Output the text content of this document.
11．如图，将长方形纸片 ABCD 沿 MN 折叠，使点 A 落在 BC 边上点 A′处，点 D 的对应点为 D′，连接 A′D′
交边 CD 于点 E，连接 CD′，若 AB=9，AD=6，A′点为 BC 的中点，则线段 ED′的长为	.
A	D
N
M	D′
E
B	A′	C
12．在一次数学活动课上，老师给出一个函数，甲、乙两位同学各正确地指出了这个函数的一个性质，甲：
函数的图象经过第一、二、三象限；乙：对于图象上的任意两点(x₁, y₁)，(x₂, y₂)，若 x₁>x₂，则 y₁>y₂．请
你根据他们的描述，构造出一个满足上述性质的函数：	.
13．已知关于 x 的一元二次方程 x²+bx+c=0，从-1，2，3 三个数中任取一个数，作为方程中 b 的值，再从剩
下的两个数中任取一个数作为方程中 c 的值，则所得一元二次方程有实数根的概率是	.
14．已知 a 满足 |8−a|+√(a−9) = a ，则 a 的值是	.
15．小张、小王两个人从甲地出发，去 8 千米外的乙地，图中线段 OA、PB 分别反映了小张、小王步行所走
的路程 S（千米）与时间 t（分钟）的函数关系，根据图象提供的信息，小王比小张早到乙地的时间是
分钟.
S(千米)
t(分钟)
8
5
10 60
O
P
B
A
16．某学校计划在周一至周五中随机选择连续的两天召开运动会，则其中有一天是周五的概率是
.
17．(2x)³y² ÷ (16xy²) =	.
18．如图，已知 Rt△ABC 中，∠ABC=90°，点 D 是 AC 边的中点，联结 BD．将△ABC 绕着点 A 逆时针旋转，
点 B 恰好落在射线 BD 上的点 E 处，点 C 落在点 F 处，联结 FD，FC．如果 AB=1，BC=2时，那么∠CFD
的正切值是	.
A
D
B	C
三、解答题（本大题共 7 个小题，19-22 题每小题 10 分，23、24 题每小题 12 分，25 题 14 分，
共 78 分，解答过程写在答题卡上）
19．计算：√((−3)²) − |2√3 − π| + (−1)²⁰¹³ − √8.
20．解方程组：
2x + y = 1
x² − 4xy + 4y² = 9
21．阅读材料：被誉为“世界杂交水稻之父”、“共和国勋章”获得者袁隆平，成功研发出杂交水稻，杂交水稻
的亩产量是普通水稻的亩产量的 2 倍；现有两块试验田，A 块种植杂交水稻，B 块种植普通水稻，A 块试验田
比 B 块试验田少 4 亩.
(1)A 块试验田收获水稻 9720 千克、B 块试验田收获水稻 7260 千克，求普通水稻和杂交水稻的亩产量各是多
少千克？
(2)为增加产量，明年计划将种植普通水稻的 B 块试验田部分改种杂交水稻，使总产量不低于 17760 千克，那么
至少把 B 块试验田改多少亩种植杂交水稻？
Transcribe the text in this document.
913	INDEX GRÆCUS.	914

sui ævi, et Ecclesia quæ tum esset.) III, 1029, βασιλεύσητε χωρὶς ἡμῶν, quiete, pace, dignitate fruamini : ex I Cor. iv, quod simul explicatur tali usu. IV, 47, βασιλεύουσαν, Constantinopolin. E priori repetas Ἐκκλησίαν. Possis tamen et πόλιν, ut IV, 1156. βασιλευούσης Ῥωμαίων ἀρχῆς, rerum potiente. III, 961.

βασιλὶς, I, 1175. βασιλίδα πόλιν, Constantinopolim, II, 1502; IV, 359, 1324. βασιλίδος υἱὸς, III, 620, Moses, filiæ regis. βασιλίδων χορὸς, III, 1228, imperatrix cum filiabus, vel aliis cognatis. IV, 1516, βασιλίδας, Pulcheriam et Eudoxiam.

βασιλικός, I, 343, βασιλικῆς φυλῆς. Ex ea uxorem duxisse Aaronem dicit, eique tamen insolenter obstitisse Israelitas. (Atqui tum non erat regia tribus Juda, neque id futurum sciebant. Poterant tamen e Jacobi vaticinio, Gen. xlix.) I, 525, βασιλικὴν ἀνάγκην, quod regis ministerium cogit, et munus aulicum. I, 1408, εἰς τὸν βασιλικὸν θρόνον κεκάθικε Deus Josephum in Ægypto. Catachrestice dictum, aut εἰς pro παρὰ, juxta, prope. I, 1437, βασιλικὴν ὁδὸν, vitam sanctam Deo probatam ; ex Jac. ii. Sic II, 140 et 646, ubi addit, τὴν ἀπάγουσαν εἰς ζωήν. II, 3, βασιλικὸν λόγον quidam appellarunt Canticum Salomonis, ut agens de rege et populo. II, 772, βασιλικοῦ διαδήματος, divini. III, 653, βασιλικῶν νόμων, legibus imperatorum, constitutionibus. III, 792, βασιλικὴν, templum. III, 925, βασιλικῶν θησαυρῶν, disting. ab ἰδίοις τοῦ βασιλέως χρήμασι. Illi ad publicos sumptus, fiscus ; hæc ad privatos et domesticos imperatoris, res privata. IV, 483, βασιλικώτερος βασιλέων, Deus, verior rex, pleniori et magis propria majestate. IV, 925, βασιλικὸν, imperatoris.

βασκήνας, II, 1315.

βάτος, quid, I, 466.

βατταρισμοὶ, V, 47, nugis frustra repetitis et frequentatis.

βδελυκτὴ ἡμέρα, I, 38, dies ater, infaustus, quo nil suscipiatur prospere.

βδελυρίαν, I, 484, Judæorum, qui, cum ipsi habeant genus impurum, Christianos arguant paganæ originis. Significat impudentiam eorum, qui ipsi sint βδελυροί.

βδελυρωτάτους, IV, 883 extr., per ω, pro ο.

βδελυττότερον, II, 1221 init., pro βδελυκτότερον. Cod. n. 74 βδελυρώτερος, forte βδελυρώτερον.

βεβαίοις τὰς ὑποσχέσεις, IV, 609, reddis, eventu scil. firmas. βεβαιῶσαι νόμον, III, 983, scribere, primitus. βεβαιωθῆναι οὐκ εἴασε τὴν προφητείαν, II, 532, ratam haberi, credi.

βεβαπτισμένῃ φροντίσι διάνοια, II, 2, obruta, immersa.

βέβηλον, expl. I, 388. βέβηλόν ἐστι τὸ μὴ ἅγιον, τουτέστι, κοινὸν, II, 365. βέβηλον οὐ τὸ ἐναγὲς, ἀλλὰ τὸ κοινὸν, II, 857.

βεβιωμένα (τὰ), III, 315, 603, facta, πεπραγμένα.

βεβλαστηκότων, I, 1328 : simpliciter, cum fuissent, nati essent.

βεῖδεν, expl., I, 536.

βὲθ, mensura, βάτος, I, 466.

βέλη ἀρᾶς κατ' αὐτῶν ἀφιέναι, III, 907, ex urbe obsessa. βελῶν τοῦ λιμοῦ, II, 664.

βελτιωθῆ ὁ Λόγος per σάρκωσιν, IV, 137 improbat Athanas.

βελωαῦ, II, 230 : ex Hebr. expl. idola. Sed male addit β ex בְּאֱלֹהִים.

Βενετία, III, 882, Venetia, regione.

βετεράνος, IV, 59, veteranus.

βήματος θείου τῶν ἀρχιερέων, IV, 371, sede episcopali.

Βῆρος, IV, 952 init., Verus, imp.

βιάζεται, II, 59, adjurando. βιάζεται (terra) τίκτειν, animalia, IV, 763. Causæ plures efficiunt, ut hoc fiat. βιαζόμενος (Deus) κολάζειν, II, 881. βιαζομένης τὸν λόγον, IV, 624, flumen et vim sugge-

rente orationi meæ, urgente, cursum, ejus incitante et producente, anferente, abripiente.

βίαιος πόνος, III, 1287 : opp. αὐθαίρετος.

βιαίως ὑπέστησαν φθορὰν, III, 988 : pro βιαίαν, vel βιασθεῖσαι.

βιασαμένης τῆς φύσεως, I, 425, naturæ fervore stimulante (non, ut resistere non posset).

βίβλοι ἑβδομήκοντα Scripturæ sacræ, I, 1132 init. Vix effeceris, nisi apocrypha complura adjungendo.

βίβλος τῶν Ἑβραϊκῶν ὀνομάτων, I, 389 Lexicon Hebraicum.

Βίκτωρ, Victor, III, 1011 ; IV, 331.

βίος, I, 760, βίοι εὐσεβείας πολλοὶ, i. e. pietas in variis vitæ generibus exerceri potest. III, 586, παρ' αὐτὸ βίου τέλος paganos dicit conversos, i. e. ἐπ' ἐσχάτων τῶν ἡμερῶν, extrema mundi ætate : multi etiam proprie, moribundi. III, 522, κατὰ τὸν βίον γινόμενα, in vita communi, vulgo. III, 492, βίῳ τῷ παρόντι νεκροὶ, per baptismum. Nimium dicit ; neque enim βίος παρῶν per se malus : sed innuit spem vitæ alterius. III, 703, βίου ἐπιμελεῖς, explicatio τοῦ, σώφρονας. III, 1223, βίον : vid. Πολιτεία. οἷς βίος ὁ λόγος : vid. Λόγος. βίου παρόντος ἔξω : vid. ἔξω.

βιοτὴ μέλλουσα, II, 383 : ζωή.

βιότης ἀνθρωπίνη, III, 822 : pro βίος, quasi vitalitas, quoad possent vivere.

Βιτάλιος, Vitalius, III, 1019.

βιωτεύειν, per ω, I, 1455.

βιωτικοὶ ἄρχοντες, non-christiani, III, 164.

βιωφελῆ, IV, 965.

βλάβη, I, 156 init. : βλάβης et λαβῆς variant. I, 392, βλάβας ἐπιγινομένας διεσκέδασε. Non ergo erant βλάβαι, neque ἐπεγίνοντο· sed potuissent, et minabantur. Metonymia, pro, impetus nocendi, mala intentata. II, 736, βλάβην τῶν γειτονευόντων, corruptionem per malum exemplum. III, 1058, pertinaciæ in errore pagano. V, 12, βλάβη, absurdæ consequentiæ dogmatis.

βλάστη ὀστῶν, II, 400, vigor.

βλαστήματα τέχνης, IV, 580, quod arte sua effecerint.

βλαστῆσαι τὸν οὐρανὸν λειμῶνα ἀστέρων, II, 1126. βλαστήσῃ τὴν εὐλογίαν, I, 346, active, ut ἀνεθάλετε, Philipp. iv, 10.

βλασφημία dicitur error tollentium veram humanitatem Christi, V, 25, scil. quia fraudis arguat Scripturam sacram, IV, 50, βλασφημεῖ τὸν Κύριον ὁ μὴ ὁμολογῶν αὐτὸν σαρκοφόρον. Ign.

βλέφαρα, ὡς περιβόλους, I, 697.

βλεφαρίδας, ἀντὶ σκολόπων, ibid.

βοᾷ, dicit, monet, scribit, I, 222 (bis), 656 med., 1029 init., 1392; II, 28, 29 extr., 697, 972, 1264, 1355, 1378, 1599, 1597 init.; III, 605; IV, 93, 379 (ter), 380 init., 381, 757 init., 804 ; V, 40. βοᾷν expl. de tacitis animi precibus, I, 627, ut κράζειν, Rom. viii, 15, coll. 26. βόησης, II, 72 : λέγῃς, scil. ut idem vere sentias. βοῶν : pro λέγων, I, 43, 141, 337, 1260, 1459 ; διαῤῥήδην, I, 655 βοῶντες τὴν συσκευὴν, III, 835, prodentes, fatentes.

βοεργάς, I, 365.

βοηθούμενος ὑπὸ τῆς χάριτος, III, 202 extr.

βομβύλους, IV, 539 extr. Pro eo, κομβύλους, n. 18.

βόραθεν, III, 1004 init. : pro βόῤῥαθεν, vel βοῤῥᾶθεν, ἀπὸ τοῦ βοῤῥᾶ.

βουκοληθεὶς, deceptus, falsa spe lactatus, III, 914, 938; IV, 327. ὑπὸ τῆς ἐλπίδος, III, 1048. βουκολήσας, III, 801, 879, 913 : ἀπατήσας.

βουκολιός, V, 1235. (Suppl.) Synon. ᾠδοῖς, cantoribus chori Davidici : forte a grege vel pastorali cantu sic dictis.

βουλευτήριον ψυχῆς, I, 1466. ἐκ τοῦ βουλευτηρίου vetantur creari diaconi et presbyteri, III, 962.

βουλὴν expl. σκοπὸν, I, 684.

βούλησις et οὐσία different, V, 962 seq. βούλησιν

> [REQUIREMENTS] Which lines hold the word "forte"? Copy all of them.

> [RIGHT ANSWER]
βδελυττότερον, II, 1221 init., pro βδελυκτότερον. Cod. n. 74 βδελυρώτερος, forte βδελυρώτερον.
βουκολιός, V, 1235. (Suppl.) Synon. ᾠδοῖς, cantoribus chori Davidici : forte a grege vel pastorali cantu sic dictis.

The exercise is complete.